* EXERCISE BRIEF: Your job is to restate each entry word for word.

* EXERCISE MATERIAL:
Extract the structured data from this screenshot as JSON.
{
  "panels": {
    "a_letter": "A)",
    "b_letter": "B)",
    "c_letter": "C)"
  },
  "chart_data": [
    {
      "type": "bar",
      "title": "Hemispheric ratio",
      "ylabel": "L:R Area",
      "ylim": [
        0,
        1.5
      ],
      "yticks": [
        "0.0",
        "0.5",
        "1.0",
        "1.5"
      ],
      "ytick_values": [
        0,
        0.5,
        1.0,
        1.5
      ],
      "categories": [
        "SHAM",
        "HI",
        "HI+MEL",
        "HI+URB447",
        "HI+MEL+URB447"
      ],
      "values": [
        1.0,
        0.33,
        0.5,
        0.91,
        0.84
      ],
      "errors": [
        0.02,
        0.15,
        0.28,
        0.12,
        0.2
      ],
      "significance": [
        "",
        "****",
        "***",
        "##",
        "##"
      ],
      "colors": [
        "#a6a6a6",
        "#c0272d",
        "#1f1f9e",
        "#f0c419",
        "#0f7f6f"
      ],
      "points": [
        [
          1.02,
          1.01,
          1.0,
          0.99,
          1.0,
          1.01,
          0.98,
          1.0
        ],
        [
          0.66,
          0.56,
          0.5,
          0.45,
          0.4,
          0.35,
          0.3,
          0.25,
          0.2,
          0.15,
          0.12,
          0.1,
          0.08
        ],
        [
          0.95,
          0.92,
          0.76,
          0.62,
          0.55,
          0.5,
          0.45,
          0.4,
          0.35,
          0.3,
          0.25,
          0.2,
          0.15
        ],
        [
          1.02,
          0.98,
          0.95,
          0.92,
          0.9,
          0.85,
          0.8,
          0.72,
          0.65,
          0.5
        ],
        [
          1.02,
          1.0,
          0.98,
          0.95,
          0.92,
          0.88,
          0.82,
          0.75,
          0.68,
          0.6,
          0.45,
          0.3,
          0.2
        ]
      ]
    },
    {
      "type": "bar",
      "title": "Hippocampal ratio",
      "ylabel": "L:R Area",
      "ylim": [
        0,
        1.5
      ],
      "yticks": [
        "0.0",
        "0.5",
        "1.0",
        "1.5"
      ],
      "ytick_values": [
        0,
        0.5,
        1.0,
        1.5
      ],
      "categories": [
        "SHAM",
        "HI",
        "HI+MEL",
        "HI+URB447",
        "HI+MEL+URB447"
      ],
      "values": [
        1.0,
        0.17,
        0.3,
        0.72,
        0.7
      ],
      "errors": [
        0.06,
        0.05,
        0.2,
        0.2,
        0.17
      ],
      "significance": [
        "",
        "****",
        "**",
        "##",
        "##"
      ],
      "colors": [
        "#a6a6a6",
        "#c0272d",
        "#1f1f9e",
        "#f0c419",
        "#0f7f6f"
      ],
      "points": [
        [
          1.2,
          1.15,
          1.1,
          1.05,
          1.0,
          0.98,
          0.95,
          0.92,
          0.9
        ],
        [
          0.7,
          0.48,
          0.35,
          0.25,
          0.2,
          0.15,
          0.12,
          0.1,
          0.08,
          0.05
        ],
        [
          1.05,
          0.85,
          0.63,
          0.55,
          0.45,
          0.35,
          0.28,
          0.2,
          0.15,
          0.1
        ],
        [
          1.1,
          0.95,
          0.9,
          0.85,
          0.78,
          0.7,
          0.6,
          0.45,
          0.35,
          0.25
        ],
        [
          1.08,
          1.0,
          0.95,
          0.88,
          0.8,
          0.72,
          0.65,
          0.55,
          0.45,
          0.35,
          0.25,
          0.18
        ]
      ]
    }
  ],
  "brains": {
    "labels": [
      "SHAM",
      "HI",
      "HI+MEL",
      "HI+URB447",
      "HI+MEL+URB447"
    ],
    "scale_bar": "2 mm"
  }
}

* FINISHED EXERCISE:
Extract the structured data from this screenshot as JSON.
{
  "panels": {
    "a_letter": "A)",
    "b_letter": "B)",
    "c_letter": "C)"
  },
  "chart_data": [
    {
      "type": "bar",
      "title": "Hemispheric ratio",
      "ylabel": "L:R Area",
      "ylim": [
        0,
        1.5
      ],
      "yticks": [
        "0.0",
        "0.5",
        "1.0",
        "1.5"
      ],
      "ytick_values": [
        0,
        0.5,
        1.0,
        1.5
      ],
      "categories": [
        "SHAM",
        "HI",
        "HI+MEL",
        "HI+URB447",
        "HI+MEL+URB447"
      ],
      "values": [
        1.0,
        0.33,
        0.5,
        0.91,
        0.84
      ],
      "errors": [
        0.02,
        0.15,
        0.28,
        0.12,
        0.2
      ],
      "significance": [
        "",
        "****",
        "***",
        "##",
        "##"
      ],
      "colors": [
        "#a6a6a6",
        "#c0272d",
        "#1f1f9e",
        "#f0c419",
        "#0f7f6f"
      ],
      "points": [
        [
          1.02,
          1.01,
          1.0,
          0.99,
          1.0,
          1.01,
          0.98,
          1.0
        ],
        [
          0.66,
          0.56,
          0.5,
          0.45,
          0.4,
          0.35,
          0.3,
          0.25,
          0.2,
          0.15,
          0.12,
          0.1,
          0.08
        ],
        [
          0.95,
          0.92,
          0.76,
          0.62,
          0.55,
          0.5,
          0.45,
          0.4,
          0.35,
          0.3,
          0.25,
          0.2,
          0.15
        ],
        [
          1.02,
          0.98,
          0.95,
          0.92,
          0.9,
          0.85,
          0.8,
          0.72,
          0.65,
          0.5
        ],
        [
          1.02,
          1.0,
          0.98,
          0.95,
          0.92,
          0.88,
          0.82,
          0.75,
          0.68,
          0.6,
          0.45,
          0.3,
          0.2
        ]
      ]
    },
    {
      "type": "bar",
      "title": "Hippocampal ratio",
      "ylabel": "L:R Area",
      "ylim": [
        0,
        1.5
      ],
      "yticks": [
        "0.0",
        "0.5",
        "1.0",
        "1.5"
      ],
      "ytick_values": [
        0,
        0.5,
        1.0,
        1.5
      ],
      "categories": [
        "SHAM",
        "HI",
        "HI+MEL",
        "HI+URB447",
        "HI+MEL+URB447"
      ],
      "values": [
        1.0,
        0.17,
        0.3,
        0.72,
        0.7
      ],
      "errors": [
        0.06,
        0.05,
        0.2,
        0.2,
        0.17
      ],
      "significance": [
        "",
        "****",
        "**",
        "##",
        "##"
      ],
      "colors": [
        "#a6a6a6",
        "#c0272d",
        "#1f1f9e",
        "#f0c419",
        "#0f7f6f"
      ],
      "points": [
        [
          1.2,
          1.15,
          1.1,
          1.05,
          1.0,
          0.98,
          0.95,
          0.92,
          0.9
        ],
        [
          0.7,
          0.48,
          0.35,
          0.25,
          0.2,
          0.15,
          0.12,
          0.1,
          0.08,
          0.05
        ],
        [
          1.05,
          0.85,
          0.63,
          0.55,
          0.45,
          0.35,
          0.28,
          0.2,
          0.15,
          0.1
        ],
        [
          1.1,
          0.95,
          0.9,
          0.85,
          0.78,
          0.7,
          0.6,
          0.45,
          0.35,
          0.25
        ],
        [
          1.08,
          1.0,
          0.95,
          0.88,
          0.8,
          0.72,
          0.65,
          0.55,
          0.45,
          0.35,
          0.25,
          0.18
        ]
      ]
    }
  ],
  "brains": {
    "labels": [
      "SHAM",
      "HI",
      "HI+MEL",
      "HI+URB447",
      "HI+MEL+URB447"
    ],
    "scale_bar": "2 mm"
  }
}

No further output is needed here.